Stated problem – From the entries that follow, gather each line holding the word "Production".
* Begin *
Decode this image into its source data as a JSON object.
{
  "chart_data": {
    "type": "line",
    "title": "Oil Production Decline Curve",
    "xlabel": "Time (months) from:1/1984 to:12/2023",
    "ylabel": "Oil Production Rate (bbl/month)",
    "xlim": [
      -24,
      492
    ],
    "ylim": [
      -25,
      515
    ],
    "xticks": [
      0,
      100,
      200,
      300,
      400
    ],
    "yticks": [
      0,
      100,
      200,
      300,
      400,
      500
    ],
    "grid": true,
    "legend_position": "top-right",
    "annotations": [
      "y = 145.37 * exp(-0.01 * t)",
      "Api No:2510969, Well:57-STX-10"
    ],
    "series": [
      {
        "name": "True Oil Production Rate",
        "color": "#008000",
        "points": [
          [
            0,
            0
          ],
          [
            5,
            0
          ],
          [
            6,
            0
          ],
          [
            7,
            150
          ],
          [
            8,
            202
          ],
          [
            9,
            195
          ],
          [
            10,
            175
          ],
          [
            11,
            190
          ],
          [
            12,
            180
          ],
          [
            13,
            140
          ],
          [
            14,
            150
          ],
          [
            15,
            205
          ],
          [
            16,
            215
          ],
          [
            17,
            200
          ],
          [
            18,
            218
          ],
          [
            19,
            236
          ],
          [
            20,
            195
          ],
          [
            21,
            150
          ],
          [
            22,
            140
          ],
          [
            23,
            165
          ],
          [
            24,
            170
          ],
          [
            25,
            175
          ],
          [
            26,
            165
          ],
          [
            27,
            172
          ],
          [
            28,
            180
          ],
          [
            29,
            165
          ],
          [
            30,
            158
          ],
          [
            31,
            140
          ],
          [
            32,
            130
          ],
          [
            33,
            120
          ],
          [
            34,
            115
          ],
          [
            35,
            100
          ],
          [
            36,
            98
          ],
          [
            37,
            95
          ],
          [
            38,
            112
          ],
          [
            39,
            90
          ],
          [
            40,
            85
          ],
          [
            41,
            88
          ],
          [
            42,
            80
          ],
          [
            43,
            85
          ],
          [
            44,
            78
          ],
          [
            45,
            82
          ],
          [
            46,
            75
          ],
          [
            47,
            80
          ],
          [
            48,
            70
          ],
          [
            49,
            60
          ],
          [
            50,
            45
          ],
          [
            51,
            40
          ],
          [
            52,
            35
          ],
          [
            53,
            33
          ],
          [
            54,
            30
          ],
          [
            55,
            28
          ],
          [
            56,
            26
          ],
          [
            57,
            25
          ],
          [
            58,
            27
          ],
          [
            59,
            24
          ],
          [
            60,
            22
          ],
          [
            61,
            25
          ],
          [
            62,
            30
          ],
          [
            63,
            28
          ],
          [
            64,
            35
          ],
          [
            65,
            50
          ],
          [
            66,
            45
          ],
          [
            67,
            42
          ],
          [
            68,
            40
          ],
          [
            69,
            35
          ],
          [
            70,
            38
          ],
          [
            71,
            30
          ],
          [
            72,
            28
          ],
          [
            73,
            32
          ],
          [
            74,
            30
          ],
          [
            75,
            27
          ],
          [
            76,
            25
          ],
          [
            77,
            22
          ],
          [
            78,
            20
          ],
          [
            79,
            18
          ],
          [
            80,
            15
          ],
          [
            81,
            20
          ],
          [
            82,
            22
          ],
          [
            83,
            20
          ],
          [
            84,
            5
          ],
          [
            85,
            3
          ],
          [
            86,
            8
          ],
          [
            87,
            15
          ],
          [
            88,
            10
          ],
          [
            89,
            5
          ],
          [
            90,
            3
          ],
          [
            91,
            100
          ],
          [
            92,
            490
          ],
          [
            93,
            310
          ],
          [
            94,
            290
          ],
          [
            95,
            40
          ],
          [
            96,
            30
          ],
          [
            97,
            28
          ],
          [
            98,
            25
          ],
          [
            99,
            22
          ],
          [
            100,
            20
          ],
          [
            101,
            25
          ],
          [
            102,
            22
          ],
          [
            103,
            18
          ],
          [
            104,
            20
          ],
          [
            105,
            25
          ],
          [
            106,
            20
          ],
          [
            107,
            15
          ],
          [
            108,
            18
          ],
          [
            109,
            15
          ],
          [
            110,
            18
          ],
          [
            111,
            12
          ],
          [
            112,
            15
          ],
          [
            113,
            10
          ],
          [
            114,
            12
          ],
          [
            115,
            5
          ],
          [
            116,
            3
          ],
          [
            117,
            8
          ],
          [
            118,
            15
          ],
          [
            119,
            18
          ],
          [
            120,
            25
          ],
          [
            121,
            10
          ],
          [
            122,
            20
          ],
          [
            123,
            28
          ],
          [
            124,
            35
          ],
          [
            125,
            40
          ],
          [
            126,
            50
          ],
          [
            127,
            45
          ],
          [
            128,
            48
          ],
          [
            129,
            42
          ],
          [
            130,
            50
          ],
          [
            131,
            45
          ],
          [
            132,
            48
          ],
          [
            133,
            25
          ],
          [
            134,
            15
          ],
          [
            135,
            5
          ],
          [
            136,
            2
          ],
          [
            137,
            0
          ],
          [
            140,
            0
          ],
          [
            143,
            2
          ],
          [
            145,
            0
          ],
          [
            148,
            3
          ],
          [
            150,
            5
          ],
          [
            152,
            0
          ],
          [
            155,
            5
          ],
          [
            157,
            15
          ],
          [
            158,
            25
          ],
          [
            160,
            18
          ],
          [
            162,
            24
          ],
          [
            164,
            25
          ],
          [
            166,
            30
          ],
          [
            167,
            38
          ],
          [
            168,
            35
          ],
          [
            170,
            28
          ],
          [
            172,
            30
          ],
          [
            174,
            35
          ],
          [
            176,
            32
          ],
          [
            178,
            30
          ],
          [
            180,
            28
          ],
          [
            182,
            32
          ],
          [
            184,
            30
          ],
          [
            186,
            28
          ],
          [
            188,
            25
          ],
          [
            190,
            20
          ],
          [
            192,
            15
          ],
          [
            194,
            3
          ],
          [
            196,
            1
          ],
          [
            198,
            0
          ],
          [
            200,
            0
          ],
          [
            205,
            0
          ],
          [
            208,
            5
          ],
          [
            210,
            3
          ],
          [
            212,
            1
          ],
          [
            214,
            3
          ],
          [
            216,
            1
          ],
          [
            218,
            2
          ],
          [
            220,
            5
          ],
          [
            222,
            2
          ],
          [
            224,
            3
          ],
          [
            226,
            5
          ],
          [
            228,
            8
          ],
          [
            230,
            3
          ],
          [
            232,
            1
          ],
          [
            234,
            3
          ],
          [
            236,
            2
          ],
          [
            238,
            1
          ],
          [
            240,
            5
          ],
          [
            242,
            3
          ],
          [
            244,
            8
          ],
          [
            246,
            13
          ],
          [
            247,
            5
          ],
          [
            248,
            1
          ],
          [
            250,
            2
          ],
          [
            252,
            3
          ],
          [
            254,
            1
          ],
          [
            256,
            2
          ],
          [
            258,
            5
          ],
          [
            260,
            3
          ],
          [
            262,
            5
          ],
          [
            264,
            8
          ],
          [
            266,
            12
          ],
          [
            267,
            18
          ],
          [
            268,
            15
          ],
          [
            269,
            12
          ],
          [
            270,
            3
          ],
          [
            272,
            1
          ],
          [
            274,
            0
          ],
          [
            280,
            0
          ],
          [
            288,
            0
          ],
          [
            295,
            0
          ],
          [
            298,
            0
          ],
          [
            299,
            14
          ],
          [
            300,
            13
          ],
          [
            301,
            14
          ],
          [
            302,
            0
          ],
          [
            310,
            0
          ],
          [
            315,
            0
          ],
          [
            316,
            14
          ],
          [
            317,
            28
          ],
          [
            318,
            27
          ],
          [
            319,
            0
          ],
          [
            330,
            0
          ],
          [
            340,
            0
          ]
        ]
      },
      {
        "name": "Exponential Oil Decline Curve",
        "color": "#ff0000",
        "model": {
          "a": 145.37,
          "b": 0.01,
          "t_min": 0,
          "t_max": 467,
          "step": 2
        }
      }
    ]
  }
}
* End *
Result of this task –
    "title": "Oil Production Decline Curve",
    "ylabel": "Oil Production Rate (bbl/month)",
        "name": "True Oil Production Rate",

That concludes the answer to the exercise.